== Aim ==
Using the records below, count the lines with "block" in them. Give the number only.

_ _ _ _ _

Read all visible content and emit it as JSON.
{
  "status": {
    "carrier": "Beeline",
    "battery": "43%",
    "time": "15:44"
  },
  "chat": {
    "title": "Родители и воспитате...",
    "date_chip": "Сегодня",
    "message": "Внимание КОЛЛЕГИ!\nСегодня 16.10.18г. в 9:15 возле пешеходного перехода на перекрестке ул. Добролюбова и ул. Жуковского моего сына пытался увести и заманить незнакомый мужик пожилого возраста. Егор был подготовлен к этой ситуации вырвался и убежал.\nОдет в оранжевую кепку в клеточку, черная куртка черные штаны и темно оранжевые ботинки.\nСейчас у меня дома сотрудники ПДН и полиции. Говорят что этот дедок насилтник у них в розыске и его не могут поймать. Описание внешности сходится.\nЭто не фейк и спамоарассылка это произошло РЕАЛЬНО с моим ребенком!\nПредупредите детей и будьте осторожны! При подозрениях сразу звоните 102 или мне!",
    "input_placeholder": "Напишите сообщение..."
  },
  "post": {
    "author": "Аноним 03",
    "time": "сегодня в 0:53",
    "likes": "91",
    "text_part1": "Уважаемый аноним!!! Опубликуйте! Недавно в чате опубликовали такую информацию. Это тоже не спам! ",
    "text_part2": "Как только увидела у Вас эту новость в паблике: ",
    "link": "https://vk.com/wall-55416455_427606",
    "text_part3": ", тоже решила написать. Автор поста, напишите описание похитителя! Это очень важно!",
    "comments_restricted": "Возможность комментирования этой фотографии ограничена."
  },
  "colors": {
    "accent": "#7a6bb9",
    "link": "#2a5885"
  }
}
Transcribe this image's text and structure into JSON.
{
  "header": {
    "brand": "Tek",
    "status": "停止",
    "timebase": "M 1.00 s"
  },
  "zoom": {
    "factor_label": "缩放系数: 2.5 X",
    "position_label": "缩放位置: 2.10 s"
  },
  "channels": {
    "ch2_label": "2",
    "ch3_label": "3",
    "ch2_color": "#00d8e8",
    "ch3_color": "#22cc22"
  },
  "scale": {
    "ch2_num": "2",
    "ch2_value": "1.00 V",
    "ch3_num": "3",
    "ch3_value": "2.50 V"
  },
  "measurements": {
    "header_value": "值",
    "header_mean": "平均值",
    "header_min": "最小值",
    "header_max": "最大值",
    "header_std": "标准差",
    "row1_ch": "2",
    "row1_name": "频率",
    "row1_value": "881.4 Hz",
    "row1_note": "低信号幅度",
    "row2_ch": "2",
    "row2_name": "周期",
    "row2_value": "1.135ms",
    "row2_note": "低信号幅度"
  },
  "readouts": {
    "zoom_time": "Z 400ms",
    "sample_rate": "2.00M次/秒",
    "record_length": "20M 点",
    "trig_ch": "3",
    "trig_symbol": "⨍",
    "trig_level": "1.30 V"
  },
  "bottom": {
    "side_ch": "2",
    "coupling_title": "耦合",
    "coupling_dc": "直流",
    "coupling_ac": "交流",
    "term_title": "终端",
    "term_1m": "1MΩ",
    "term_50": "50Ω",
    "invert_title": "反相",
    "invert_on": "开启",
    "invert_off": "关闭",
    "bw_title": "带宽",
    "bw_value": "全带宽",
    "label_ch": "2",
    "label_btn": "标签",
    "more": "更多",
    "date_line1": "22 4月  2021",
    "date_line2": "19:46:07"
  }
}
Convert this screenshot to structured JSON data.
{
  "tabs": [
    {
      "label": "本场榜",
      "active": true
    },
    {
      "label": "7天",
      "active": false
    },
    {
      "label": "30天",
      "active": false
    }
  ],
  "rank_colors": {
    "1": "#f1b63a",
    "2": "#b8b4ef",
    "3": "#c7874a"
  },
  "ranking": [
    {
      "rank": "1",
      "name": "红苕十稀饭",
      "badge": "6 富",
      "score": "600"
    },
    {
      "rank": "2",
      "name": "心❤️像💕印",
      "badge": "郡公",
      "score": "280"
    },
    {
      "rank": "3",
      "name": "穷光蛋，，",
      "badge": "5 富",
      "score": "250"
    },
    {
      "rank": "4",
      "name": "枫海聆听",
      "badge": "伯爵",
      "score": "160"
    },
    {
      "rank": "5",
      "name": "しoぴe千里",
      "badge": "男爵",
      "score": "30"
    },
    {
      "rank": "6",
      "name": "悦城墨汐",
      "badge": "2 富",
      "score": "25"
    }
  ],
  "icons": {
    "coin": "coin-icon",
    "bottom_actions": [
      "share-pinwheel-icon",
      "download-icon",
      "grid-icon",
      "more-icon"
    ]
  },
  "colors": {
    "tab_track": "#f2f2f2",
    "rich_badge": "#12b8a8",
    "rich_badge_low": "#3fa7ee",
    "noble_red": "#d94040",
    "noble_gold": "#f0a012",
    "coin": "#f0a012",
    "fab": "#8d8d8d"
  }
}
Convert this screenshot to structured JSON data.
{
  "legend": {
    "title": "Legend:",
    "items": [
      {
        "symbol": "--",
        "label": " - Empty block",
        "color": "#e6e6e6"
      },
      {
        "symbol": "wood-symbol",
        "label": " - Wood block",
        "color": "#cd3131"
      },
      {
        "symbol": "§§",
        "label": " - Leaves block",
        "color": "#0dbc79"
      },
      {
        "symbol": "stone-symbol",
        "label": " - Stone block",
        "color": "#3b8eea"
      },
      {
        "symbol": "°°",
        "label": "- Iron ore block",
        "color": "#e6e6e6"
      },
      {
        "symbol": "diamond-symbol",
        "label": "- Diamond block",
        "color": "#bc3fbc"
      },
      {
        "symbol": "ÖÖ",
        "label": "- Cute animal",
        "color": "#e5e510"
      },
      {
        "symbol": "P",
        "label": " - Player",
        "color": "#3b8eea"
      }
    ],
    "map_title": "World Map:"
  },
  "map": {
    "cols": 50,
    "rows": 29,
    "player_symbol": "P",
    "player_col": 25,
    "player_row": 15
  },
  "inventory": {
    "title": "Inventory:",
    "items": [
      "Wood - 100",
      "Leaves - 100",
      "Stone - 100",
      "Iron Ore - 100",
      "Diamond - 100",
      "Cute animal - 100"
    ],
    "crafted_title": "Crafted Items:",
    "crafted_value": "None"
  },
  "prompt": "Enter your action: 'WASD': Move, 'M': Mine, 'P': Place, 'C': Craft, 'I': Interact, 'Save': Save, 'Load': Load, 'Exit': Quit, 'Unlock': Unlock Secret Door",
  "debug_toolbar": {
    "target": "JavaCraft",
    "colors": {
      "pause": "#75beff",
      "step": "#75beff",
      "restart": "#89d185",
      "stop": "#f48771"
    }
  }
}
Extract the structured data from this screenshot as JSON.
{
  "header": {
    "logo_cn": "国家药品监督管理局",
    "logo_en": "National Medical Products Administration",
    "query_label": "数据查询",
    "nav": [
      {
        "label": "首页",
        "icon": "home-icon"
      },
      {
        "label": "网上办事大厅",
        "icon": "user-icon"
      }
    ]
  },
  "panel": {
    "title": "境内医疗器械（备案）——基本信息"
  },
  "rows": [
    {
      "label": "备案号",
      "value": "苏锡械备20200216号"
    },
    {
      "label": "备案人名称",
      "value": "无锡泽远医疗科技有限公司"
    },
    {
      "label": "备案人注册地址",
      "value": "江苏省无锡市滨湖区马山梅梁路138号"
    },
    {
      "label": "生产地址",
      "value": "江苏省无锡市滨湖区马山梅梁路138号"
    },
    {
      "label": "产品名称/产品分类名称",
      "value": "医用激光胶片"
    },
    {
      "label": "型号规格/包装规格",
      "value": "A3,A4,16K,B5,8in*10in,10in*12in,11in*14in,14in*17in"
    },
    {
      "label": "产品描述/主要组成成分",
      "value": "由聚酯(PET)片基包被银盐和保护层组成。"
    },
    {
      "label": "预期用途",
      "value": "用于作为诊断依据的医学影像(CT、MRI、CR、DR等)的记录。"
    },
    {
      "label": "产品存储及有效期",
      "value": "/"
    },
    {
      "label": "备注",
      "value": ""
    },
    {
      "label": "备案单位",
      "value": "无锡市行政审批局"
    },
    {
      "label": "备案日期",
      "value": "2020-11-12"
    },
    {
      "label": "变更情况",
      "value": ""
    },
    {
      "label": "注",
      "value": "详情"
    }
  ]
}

_ _ _ _ _

== Written answer ==
6